··· Exercise input

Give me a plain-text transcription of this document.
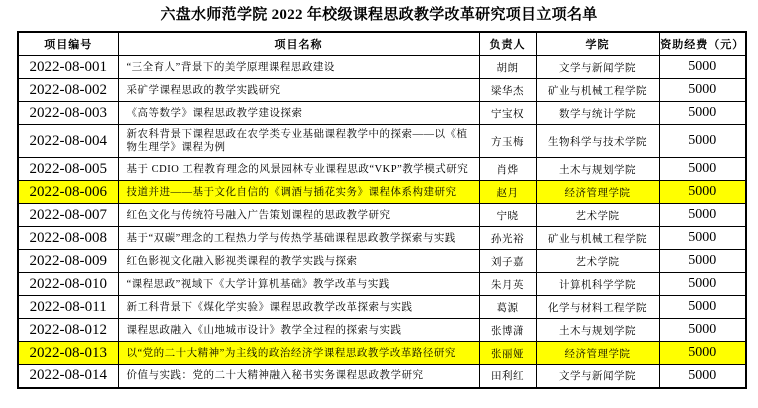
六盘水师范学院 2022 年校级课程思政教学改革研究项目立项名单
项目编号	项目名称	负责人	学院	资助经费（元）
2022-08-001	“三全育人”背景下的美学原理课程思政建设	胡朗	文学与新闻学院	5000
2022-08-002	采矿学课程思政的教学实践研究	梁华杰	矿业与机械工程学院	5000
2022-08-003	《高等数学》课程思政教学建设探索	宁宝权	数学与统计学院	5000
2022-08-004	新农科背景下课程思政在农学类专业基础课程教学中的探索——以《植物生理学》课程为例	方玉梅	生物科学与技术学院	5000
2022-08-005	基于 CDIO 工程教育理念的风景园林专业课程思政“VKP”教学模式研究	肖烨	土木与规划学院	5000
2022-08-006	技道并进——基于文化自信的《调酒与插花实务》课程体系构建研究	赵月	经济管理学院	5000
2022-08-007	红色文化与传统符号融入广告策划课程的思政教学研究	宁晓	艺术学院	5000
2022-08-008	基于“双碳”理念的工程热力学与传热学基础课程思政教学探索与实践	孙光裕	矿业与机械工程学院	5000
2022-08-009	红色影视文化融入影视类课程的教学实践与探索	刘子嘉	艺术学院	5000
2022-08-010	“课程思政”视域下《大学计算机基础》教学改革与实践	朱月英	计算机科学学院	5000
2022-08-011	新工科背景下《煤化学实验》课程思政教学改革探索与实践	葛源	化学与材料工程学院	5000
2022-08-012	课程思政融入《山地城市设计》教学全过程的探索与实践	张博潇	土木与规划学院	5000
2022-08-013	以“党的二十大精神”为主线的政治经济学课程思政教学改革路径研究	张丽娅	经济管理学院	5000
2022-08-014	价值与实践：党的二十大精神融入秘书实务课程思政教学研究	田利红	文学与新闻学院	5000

······
··· Exercise input

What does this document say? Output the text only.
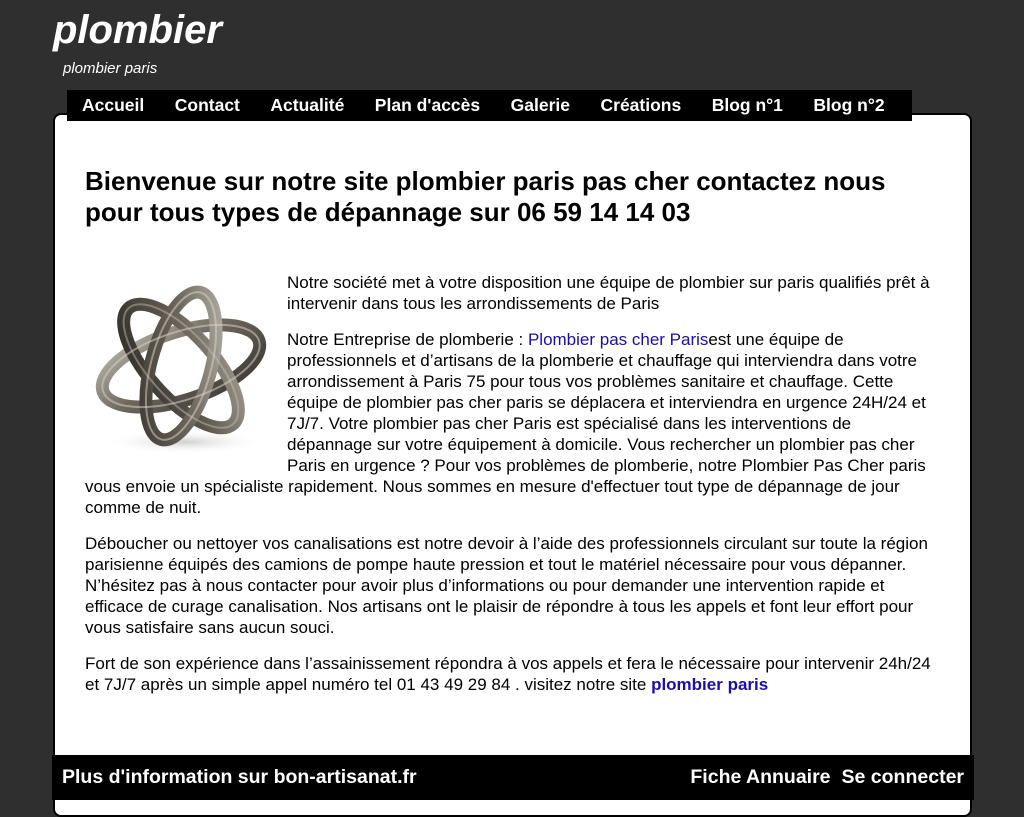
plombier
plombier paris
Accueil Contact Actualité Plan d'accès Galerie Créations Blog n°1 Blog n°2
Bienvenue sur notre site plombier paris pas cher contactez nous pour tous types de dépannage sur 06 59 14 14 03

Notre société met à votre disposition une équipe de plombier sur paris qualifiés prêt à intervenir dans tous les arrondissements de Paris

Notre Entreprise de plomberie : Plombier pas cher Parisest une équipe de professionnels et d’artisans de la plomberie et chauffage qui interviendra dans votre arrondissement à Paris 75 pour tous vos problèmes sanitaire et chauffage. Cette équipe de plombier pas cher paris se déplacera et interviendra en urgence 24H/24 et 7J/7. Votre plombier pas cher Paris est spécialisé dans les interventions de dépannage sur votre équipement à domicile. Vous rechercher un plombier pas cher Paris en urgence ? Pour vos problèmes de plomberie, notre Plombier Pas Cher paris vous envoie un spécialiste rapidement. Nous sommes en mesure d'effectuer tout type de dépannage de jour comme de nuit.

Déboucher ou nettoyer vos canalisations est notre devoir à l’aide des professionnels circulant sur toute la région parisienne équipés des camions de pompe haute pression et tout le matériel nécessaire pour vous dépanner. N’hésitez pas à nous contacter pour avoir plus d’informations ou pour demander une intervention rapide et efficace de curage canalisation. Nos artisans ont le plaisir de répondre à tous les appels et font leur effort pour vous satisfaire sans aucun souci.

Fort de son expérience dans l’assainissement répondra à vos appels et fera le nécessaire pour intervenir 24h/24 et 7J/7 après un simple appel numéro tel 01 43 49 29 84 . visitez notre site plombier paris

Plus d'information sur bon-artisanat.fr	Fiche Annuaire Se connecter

······
··· Exercise input

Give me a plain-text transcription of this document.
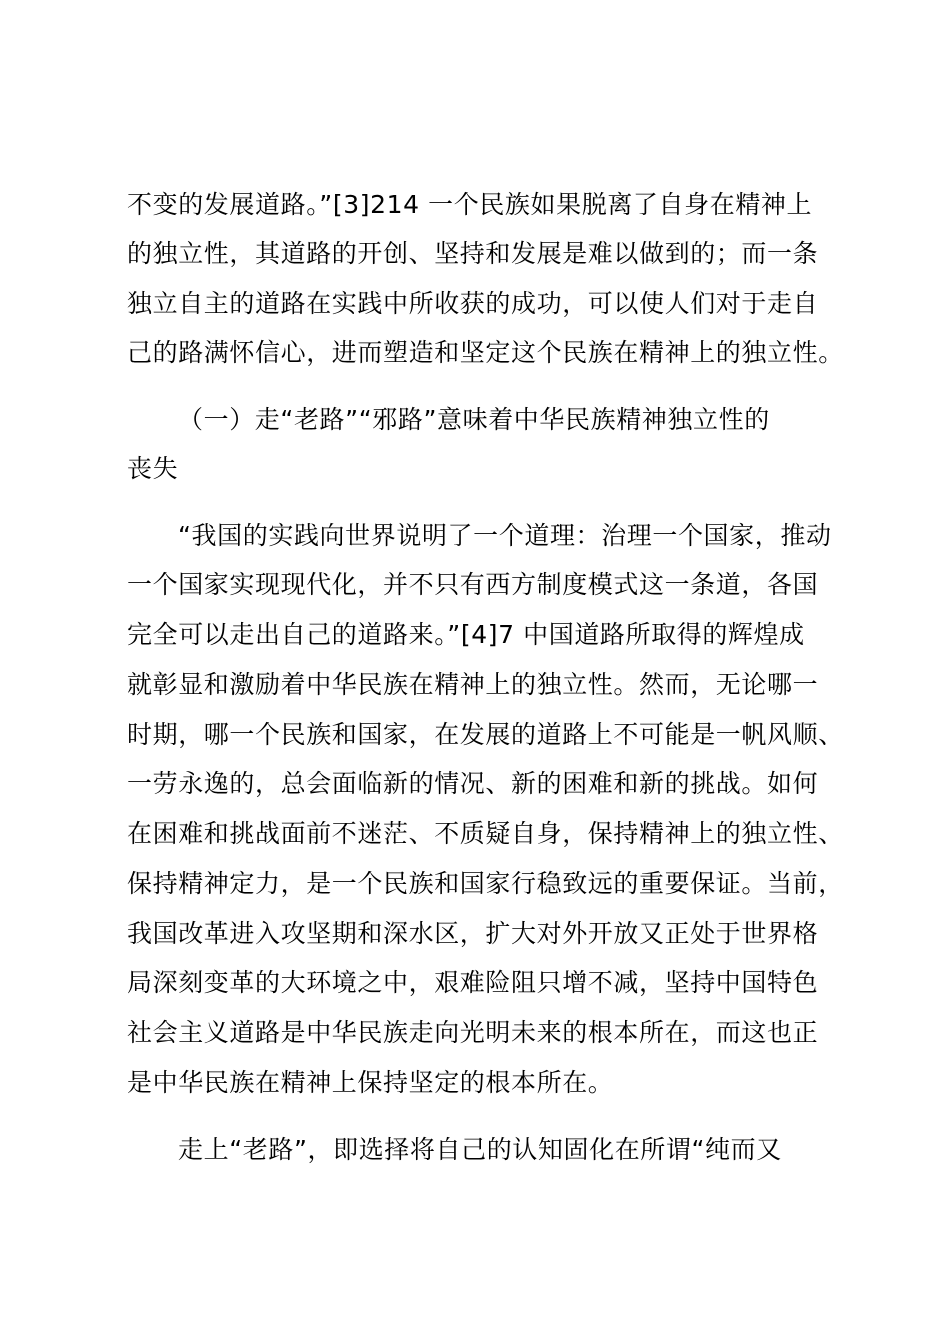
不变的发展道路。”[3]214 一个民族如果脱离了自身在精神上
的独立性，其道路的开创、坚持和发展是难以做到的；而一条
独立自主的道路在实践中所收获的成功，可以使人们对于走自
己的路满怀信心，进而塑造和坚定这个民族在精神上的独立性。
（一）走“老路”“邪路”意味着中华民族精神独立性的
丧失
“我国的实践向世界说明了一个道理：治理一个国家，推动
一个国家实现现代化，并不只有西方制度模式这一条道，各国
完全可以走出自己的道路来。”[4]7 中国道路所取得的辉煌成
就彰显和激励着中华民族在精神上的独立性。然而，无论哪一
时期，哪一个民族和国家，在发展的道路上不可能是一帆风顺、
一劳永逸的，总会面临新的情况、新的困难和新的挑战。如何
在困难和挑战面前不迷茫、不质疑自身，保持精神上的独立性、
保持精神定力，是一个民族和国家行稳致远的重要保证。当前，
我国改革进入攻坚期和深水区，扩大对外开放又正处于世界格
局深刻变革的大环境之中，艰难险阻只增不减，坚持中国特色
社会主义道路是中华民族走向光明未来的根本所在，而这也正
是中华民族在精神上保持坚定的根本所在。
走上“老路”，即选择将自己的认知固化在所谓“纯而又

······

- Exercise goal
Search the entries for "艺术学院" and copy out each line that has it.

- Exercise output
2022-08-007	红色文化与传统符号融入广告策划课程的思政教学研究	宁晓	艺术学院	5000
2022-08-009	红色影视文化融入影视类课程的教学实践与探索	刘子嘉	艺术学院	5000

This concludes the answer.